PROBLEM: Find the lines that include the string "will" and report how many there are. Give no other text.

RECORDS FOR THIS TASK:
######

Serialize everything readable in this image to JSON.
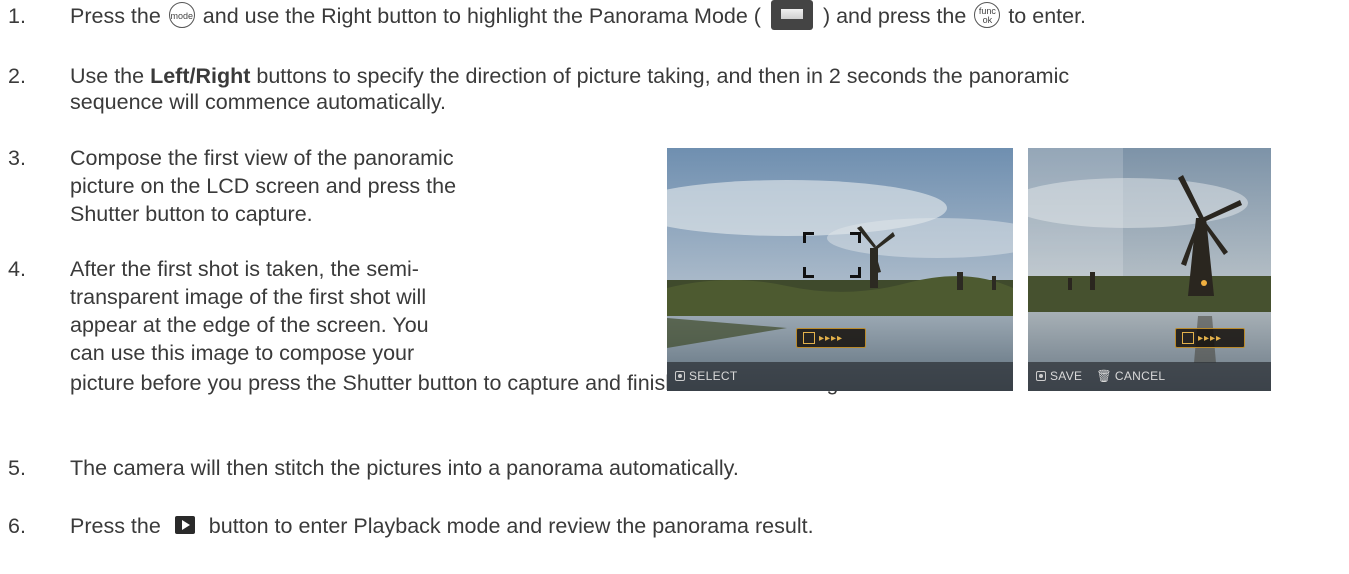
{
  "steps": [
    {
      "num": "1.",
      "a": "Press the",
      "b": "and use the Right button to highlight the Panorama Mode (",
      "c": ") and press the",
      "d": "to enter."
    },
    {
      "num": "2.",
      "a": "Use the",
      "bold": "Left/Right",
      "b": "buttons to specify the direction of picture taking, and then in 2 seconds the panoramic",
      "line2": "sequence will commence automatically."
    },
    {
      "num": "3.",
      "line1": "Compose the first view of the panoramic",
      "line2": "picture on the LCD screen and press the",
      "line3": "Shutter button to capture."
    },
    {
      "num": "4.",
      "line1": "After the first shot is taken, the semi-",
      "line2": "transparent image of the first shot will",
      "line3": "appear at the edge of the screen. You",
      "line4": "can use this image to compose your",
      "line5": "picture before you press the Shutter button to capture and finish manual stitching."
    },
    {
      "num": "5.",
      "text": "The camera will then stitch the pictures into a panorama automatically."
    },
    {
      "num": "6.",
      "a": "Press the",
      "b": "button to enter Playback mode and review the panorama result."
    }
  ],
  "icons": {
    "mode_button": "mode",
    "func_button_top": "func",
    "func_button_bottom": "ok"
  },
  "photos": {
    "left": {
      "status_label": "SELECT",
      "indicator": "▸▸▸▸"
    },
    "right": {
      "save_label": "SAVE",
      "cancel_label": "CANCEL",
      "indicator": "▸▸▸▸"
    }
  },
  "colors": {
    "text": "#3a3a3a",
    "indicator": "#e3b14b"
  }
}
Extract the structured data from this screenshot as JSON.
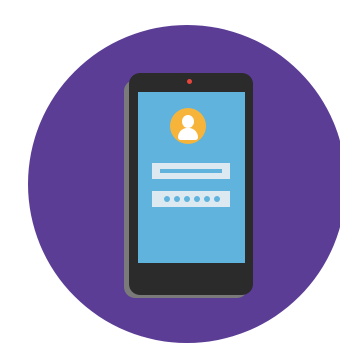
{
  "illustration": {
    "subject": "",
    "colors": {
      "background_circle": "#5b3d96",
      "phone_body": "#2b2b2b",
      "phone_shadow": "#7a7a7a",
      "screen": "#5fb3dd",
      "avatar": "#f6b43b",
      "field": "#dde9f1",
      "camera": "#e8463c"
    },
    "icons": [
      "user-avatar-icon"
    ],
    "password_mask_count": 6
  }
}
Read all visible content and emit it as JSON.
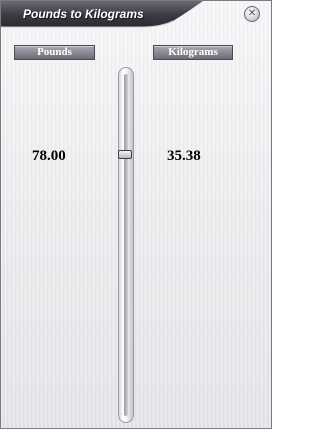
{
  "window": {
    "title": "Pounds to Kilograms",
    "close_icon": "close-icon",
    "close_glyph": "✕"
  },
  "labels": {
    "pounds": "Pounds",
    "kilograms": "Kilograms"
  },
  "values": {
    "pounds": "78.00",
    "kilograms": "35.38"
  },
  "slider": {
    "level_fraction": 0.24
  },
  "colors": {
    "title_bar": "#3d3d46",
    "button": "#8a8a94",
    "background": "#ececef"
  }
}
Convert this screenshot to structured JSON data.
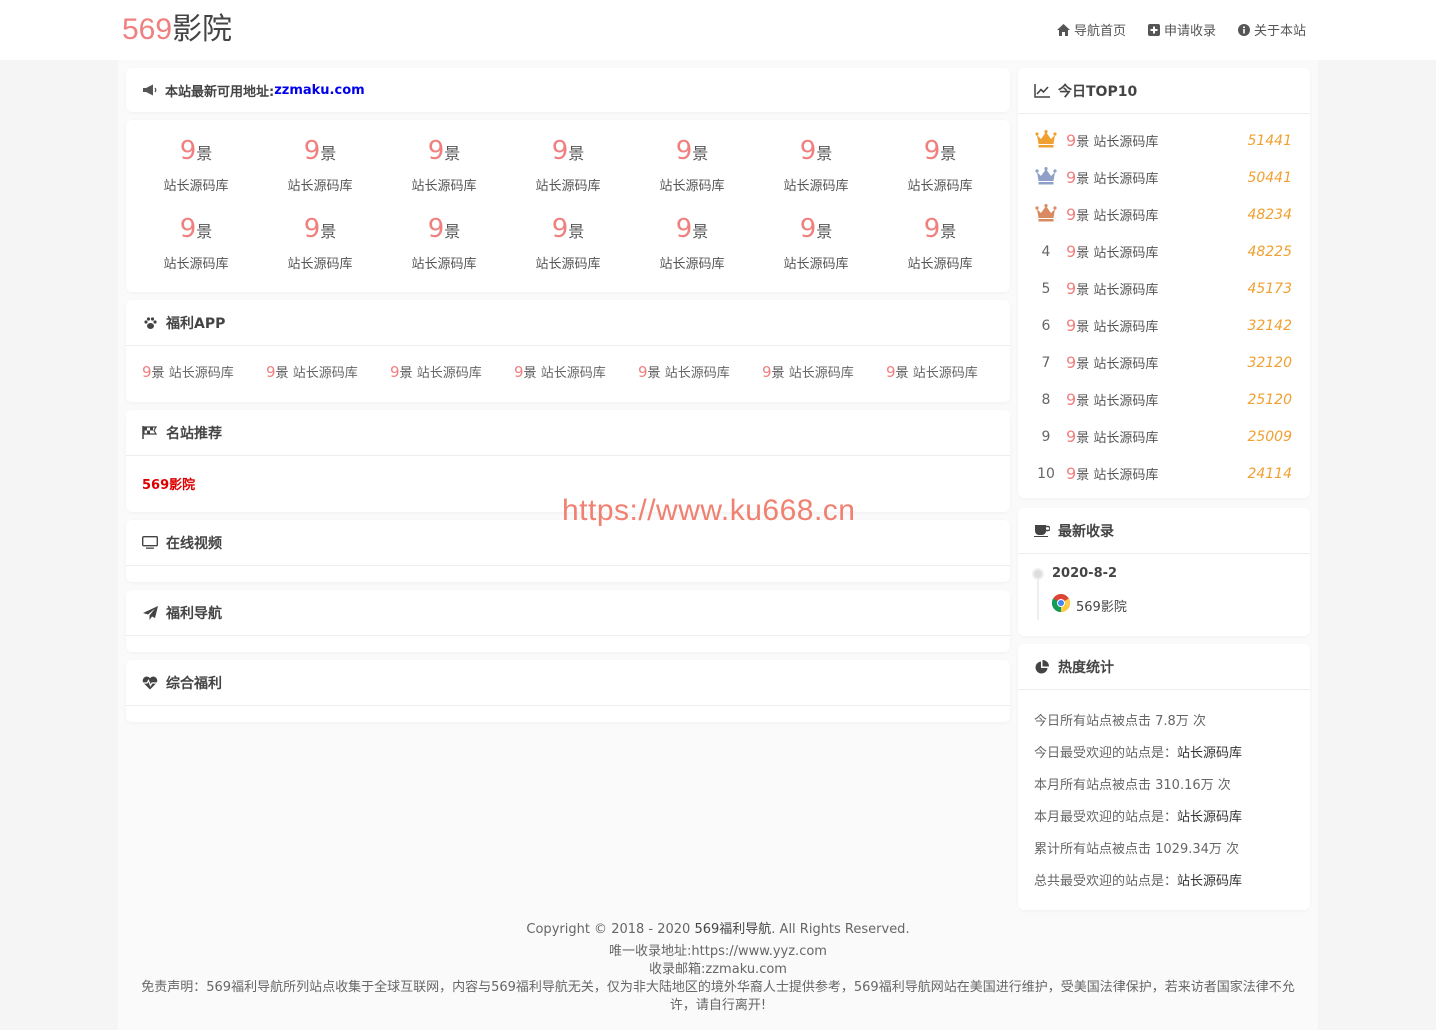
{
  "header": {
    "logo_num": "569",
    "logo_text": "影院",
    "nav": [
      {
        "label": "导航首页",
        "icon": "home-icon"
      },
      {
        "label": "申请收录",
        "icon": "plus-square-icon"
      },
      {
        "label": "关于本站",
        "icon": "info-circle-icon"
      }
    ]
  },
  "notice": {
    "label": "本站最新可用地址:",
    "url": "zzmaku.com"
  },
  "grid": {
    "logo_a": "9",
    "logo_b": "景",
    "items": [
      "站长源码库",
      "站长源码库",
      "站长源码库",
      "站长源码库",
      "站长源码库",
      "站长源码库",
      "站长源码库",
      "站长源码库",
      "站长源码库",
      "站长源码库",
      "站长源码库",
      "站长源码库",
      "站长源码库",
      "站长源码库"
    ]
  },
  "apps": {
    "title": "福利APP",
    "logo_a": "9",
    "logo_b": "景",
    "items": [
      "站长源码库",
      "站长源码库",
      "站长源码库",
      "站长源码库",
      "站长源码库",
      "站长源码库",
      "站长源码库"
    ]
  },
  "recommend": {
    "title": "名站推荐",
    "link": "569影院"
  },
  "video": {
    "title": "在线视频"
  },
  "fnav": {
    "title": "福利导航"
  },
  "zh": {
    "title": "综合福利"
  },
  "top10": {
    "title": "今日TOP10",
    "logo_a": "9",
    "logo_b": "景",
    "rows": [
      {
        "rank": "",
        "name": "站长源码库",
        "count": "51441",
        "crown": "#f0a030"
      },
      {
        "rank": "",
        "name": "站长源码库",
        "count": "50441",
        "crown": "#8fa0c8"
      },
      {
        "rank": "",
        "name": "站长源码库",
        "count": "48234",
        "crown": "#d98a60"
      },
      {
        "rank": "4",
        "name": "站长源码库",
        "count": "48225"
      },
      {
        "rank": "5",
        "name": "站长源码库",
        "count": "45173"
      },
      {
        "rank": "6",
        "name": "站长源码库",
        "count": "32142"
      },
      {
        "rank": "7",
        "name": "站长源码库",
        "count": "32120"
      },
      {
        "rank": "8",
        "name": "站长源码库",
        "count": "25120"
      },
      {
        "rank": "9",
        "name": "站长源码库",
        "count": "25009"
      },
      {
        "rank": "10",
        "name": "站长源码库",
        "count": "24114"
      }
    ]
  },
  "latest": {
    "title": "最新收录",
    "date": "2020-8-2",
    "site": "569影院"
  },
  "stats": {
    "title": "热度统计",
    "lines": [
      {
        "label": "今日所有站点被点击 7.8万 次",
        "value": ""
      },
      {
        "label": "今日最受欢迎的站点是：",
        "value": "站长源码库"
      },
      {
        "label": "本月所有站点被点击 310.16万 次",
        "value": ""
      },
      {
        "label": "本月最受欢迎的站点是：",
        "value": "站长源码库"
      },
      {
        "label": "累计所有站点被点击 1029.34万 次",
        "value": ""
      },
      {
        "label": "总共最受欢迎的站点是：",
        "value": "站长源码库"
      }
    ]
  },
  "watermark": "https://www.ku668.cn",
  "footer": {
    "copyright_a": "Copyright © 2018 - 2020 ",
    "copyright_site": "569福利导航",
    "copyright_b": ". All Rights Reserved.",
    "address": "唯一收录地址:https://www.yyz.com",
    "email": "收录邮箱:zzmaku.com",
    "disclaimer": "免责声明：569福利导航所列站点收集于全球互联网，内容与569福利导航无关，仅为非大陆地区的境外华裔人士提供参考，569福利导航网站在美国进行维护，受美国法律保护，若来访者国家法律不允许，请自行离开!"
  },
  "colors": {
    "accent": "#f08080",
    "count": "#f0a030",
    "link_red": "#dd0000",
    "link_blue": "#0000ee"
  }
}
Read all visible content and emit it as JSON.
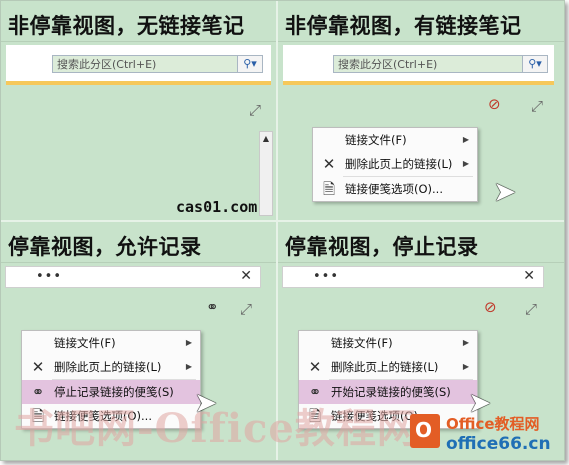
{
  "quadrants": {
    "q1": {
      "title": "非停靠视图，无链接笔记",
      "search_placeholder": "搜索此分区(Ctrl+E)",
      "caption": "cas01.com"
    },
    "q2": {
      "title": "非停靠视图，有链接笔记",
      "search_placeholder": "搜索此分区(Ctrl+E)"
    },
    "q3": {
      "title": "停靠视图，允许记录",
      "note_dots": "•••"
    },
    "q4": {
      "title": "停靠视图，停止记录",
      "note_dots": "•••"
    }
  },
  "menus": {
    "q2": [
      {
        "label": "链接文件(F)",
        "icon": "none",
        "submenu": true
      },
      {
        "label": "删除此页上的链接(L)",
        "icon": "x-icon",
        "submenu": true
      },
      {
        "label": "链接便笺选项(O)...",
        "icon": "options-icon",
        "submenu": false
      }
    ],
    "q3": [
      {
        "label": "链接文件(F)",
        "icon": "none",
        "submenu": true
      },
      {
        "label": "删除此页上的链接(L)",
        "icon": "x-icon",
        "submenu": true
      },
      {
        "label": "停止记录链接的便笺(S)",
        "icon": "stop-link-icon",
        "submenu": false,
        "highlighted": true
      },
      {
        "label": "链接便笺选项(O)...",
        "icon": "options-icon",
        "submenu": false
      }
    ],
    "q4": [
      {
        "label": "链接文件(F)",
        "icon": "none",
        "submenu": true
      },
      {
        "label": "删除此页上的链接(L)",
        "icon": "x-icon",
        "submenu": true
      },
      {
        "label": "开始记录链接的便笺(S)",
        "icon": "start-link-icon",
        "submenu": false,
        "highlighted": true
      },
      {
        "label": "链接便笺选项(O)...",
        "icon": "options-icon",
        "submenu": false
      }
    ]
  },
  "watermark": "书吧网-Office教程网",
  "logo": {
    "top": "Office教程网",
    "bottom": "office66.cn"
  },
  "colors": {
    "background": "#c8e3cb",
    "highlight": "#e3c3df",
    "accent_yellow": "#f6c85a",
    "logo_orange": "#e35d25",
    "logo_blue": "#1f6fb5"
  }
}
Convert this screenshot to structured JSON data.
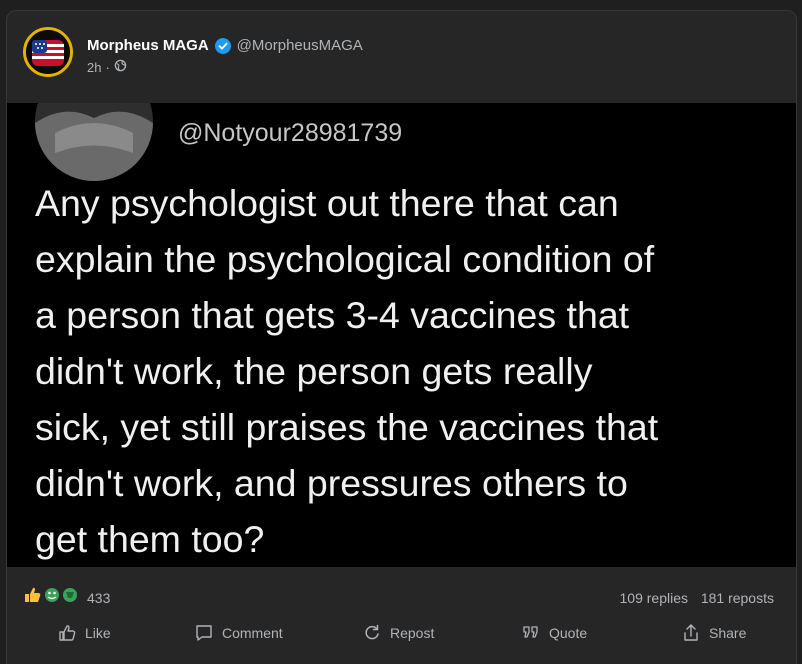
{
  "post": {
    "author_name": "Morpheus MAGA",
    "author_handle": "@MorpheusMAGA",
    "time": "2h",
    "separator": "·"
  },
  "quoted": {
    "handle": "@Notyour28981739",
    "lines": [
      "Any psychologist out there that can",
      "explain the psychological condition of",
      "a person that gets 3-4 vaccines that",
      "didn't work, the person gets really",
      "sick, yet still praises the vaccines that",
      "didn't work, and pressures others to",
      "get them too?"
    ]
  },
  "stats": {
    "reaction_count": "433",
    "replies": "109 replies",
    "reposts": "181 reposts"
  },
  "actions": {
    "like": "Like",
    "comment": "Comment",
    "repost": "Repost",
    "quote": "Quote",
    "share": "Share"
  },
  "colors": {
    "verified": "#1d9bf0",
    "avatar_ring": "#e2b400"
  }
}
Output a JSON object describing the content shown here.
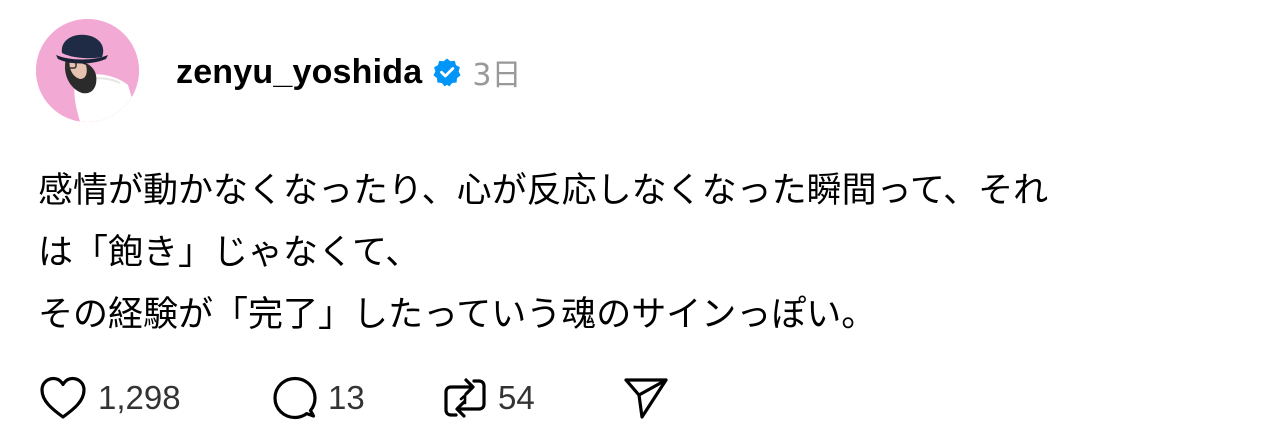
{
  "post": {
    "author": {
      "username": "zenyu_yoshida",
      "avatar_icon": "profile-photo",
      "verified_icon": "verified-badge-icon",
      "verified_color": "#0095f6"
    },
    "timestamp": "3日",
    "text_lines": [
      "感情が動かなくなったり、心が反応しなくなった瞬間って、それ",
      "は「飽き」じゃなくて、",
      "その経験が「完了」したっていう魂のサインっぽい。"
    ],
    "actions": {
      "like": {
        "icon": "heart-icon",
        "count": "1,298"
      },
      "reply": {
        "icon": "comment-icon",
        "count": "13"
      },
      "repost": {
        "icon": "repost-icon",
        "count": "54"
      },
      "share": {
        "icon": "send-icon"
      }
    },
    "colors": {
      "avatar_background": "#f2a9d3",
      "timestamp": "#999999",
      "count_text": "#333333"
    }
  }
}
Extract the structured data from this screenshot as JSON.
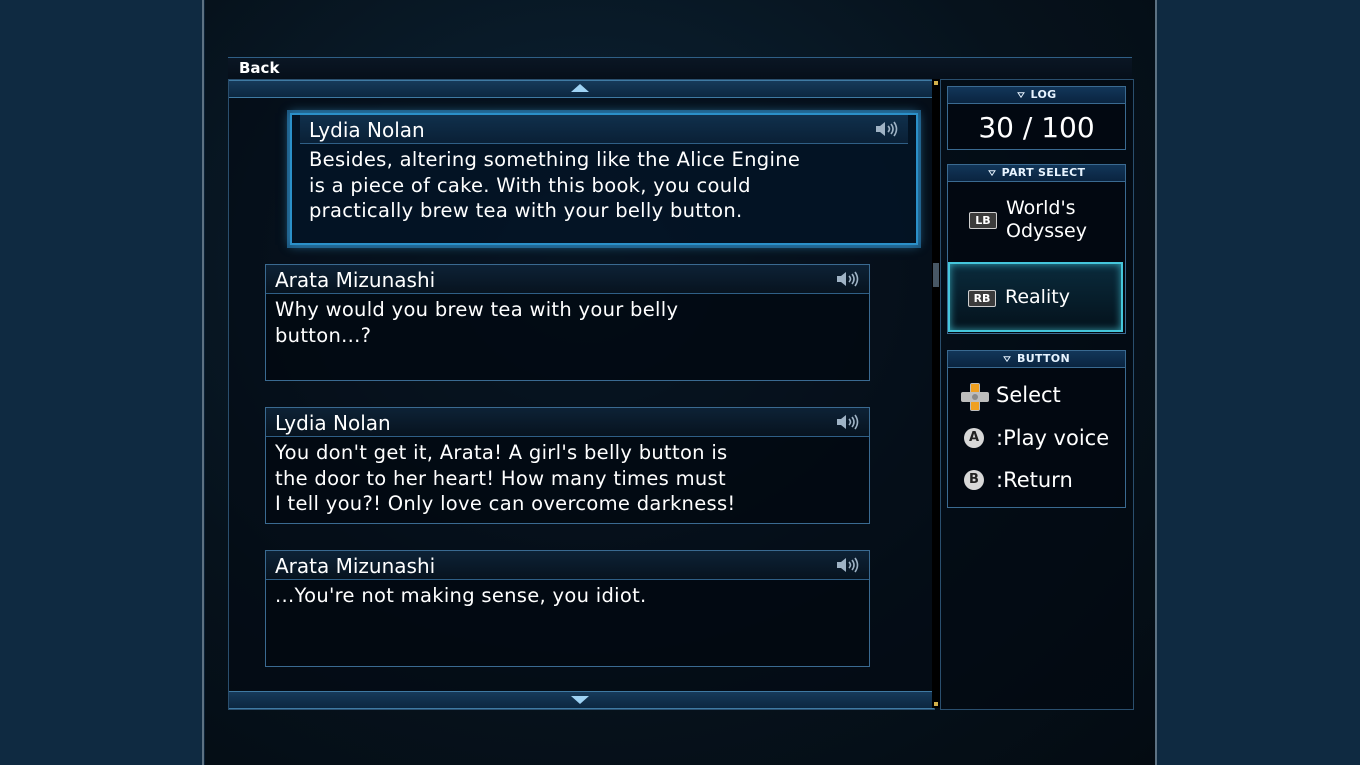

######

TASK OUTPUT: 3